# Выбранный текст

##########

На пятый день пребывания на Окинаве мне неожиданно позвонил Крейг. Доктор Судзуки вместе с несколькими студентами-медиками планировали навестить Камада Наказато, 102-летнюю женщину, живущую на полуострове Мотобу. Не хотели бы мы с Крейгом присоединиться? Конечно!

Мы поехали на машине Крейга, следуя за Судзуки на север мимо бетонных лабиринтов Нахи. Мы ехали по скоростному шоссе вдоль горного хребта, мимо огромной американской военной базы и через город Наго. Затем свернули на полуостров Мотобу, который на карте выглядел как нарост на боку острова. Здесь дорога сужалась. Какое-то время мы ехали вдоль побережья, любуясь морем и пляжами. Кое-где дома стояли прямо у кромки воды, но по большей части берег зарос зеленью. Деревни в глубине острова окружали огромные огороды, на которых трудились пожилые люди в гигантских конических шляпах. Воздух был пропитан запахами созревших овощей и фруктов.

Камада Наказато жила в типичном для этого района доме — наполовину крепость, наполовину уютное гнездышко. Окруженный низкой стеной дом прятался под скошенной крышей — все это защищало дом от тайфунов, которые налетают с моря. Крейг, смешно вытягивая шею, загляделся на обширный огород позади дома и даже указал мне на него.

— Там такое изобилие трав! — произнес он громким шепотом. — Могу поспорить, секрет ее долголетия растет прямо за домом.

Мы зашли за каменную стену и поднялись на крыльцо. Входной дверью в таких домах служит ширма из рисовой бумаги. Закрытая она означает «не беспокоить»; открытая — приглашение зайти в гости. Ширма Камады была широко распахнута. Мы прокричали приветствие, и в ответ услышали какой-то крик. Сочтя его за приглашение, вошли внутрь.

Камада, одетая в кимоно, сидела со своими двумя детьми, которым тоже было за 70. Ее хлопково-белые волосы, зачесанные назад, открывали высокие скулы и глубоко посаженные карие глаза. Она явно удивилась, когда мы переступили порог. Но радостно подняла обе руки и запела, держа руки поднятыми и раскачиваясь назад-вперед. Ее дети, подхватив мотив, хлопали в унисон. Я моментально проникся симпатией. Камада поражала теплотой и дружелюбием, несмотря на властный и сильный характер.

##########

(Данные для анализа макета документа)
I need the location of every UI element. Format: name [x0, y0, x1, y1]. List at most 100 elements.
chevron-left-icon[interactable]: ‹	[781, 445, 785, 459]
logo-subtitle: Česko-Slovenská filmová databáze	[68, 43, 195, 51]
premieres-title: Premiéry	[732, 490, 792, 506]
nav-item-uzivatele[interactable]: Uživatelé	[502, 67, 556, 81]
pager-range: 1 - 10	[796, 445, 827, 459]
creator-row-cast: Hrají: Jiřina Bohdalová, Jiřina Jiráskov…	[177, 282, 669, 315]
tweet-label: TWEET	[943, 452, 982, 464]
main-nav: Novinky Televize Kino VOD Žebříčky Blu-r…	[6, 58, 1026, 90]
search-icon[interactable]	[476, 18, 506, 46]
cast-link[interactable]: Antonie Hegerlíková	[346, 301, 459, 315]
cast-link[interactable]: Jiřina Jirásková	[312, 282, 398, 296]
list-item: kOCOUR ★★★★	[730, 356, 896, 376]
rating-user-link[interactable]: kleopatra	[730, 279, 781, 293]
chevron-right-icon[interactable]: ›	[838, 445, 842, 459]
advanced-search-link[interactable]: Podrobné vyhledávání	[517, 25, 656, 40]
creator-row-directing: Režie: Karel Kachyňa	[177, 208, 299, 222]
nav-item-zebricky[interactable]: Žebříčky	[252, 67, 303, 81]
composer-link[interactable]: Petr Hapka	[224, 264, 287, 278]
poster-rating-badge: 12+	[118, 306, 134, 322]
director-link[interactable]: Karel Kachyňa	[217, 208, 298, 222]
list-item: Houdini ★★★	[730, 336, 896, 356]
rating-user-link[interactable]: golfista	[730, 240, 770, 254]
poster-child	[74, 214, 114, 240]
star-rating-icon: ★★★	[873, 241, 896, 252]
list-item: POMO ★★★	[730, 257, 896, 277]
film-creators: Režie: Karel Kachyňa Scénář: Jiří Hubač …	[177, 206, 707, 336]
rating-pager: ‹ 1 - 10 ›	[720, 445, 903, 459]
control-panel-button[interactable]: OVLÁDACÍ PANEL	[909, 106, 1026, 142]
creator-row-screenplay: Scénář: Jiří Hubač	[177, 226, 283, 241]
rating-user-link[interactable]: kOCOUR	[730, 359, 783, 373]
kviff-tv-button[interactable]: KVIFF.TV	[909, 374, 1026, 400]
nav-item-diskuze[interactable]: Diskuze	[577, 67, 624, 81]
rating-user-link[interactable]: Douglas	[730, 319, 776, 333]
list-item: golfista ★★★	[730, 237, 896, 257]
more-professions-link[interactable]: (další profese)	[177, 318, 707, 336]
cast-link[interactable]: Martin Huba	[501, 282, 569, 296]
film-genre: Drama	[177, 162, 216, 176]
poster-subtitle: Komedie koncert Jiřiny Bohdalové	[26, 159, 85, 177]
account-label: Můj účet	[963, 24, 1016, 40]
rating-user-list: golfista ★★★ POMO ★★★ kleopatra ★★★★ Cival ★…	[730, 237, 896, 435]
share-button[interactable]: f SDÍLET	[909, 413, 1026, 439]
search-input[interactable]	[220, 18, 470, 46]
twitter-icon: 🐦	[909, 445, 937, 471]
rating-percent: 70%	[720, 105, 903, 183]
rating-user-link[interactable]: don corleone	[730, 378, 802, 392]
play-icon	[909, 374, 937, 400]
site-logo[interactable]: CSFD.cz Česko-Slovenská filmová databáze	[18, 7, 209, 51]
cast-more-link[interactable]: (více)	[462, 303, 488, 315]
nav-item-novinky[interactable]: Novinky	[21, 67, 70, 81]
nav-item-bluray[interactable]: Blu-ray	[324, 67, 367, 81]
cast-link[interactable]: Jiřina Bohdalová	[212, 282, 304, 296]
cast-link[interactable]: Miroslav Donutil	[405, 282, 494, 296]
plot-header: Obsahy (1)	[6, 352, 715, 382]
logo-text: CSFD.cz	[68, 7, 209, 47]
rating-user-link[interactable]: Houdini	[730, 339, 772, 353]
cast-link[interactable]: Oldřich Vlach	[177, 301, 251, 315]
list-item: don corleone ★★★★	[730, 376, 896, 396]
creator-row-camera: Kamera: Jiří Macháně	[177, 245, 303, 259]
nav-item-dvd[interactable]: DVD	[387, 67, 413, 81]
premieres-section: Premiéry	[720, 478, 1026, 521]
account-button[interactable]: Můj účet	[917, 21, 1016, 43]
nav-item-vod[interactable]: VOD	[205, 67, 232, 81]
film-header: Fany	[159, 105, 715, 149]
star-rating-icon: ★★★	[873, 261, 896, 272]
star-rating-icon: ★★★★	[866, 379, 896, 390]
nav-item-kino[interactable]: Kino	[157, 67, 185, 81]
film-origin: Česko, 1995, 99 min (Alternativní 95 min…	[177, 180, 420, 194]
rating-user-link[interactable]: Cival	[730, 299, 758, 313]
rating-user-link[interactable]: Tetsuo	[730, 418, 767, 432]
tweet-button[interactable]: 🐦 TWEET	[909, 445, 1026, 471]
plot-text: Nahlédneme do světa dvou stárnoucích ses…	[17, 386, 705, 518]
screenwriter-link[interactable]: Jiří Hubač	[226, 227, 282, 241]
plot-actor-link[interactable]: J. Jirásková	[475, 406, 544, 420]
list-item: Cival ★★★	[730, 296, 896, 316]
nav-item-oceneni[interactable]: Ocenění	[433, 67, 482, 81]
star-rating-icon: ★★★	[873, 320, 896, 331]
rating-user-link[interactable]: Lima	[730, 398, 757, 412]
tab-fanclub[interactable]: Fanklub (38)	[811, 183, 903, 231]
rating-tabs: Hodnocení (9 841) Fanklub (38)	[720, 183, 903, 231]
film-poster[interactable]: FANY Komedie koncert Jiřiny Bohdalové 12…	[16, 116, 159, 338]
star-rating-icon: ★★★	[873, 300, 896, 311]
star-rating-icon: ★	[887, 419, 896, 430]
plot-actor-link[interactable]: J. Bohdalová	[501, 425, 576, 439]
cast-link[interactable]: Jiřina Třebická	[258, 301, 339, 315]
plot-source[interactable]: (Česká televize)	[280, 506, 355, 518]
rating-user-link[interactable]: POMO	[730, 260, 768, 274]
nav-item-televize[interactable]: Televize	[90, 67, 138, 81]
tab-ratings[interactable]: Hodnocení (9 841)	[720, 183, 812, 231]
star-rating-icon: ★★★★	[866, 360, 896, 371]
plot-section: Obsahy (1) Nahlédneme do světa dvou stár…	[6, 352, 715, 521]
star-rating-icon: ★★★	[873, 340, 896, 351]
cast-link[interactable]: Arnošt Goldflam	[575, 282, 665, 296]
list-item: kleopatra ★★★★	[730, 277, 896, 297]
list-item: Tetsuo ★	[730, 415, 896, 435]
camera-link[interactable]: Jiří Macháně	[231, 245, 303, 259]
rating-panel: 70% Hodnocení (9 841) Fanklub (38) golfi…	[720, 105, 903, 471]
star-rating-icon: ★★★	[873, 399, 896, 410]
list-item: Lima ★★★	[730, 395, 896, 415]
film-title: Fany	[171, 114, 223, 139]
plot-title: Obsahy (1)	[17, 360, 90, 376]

##########

# Суть задания
Продолжите приведённый выше рассказ о поездке к Камаде Наказато на полуостров Мотобу, начав сразу после его последнего предложения.

# Ответ на задание
Еще когда мы ехали в машине, Крейг рассказал, что Камада является местной норо — жрицей, которая общается с богами и предками и выступает духовным советником жителей деревни. Начиная с XV века норо официально стали элементом политической структуры Окинавы. Их назначают судом и приписывают к определенной деревне. Преемственность в семье превратилась в традицию, и это звание передается племяннице, дочери или внучке. Камада была последней носительницей звания норо в 400-летней истории своей семьи.

Ее почетное звание резко контрастировало с убранством дома — традиционного трехкомнатного жилища из пострадавшего от непогоды дерева. В одном углу на некоем подобии алтаря — урна, несколько сосновых веток, старые семейные фотографии и лунный календарь. За исключением кровати, в доме не было никакой мебели. Все, включая саму Камаду, сидели на полу.

Судзуки открыл свой медицинский чемоданчик, проверил у нее кровяное давление, измерил индекс массы тела, а также взял кровь на анализ. А затем проверил остроту ума Камады.

— Какой сегодня год? — спросил он.

— Год Петуха, — не задумываясь, ответила та.

— Какая сейчас пора года?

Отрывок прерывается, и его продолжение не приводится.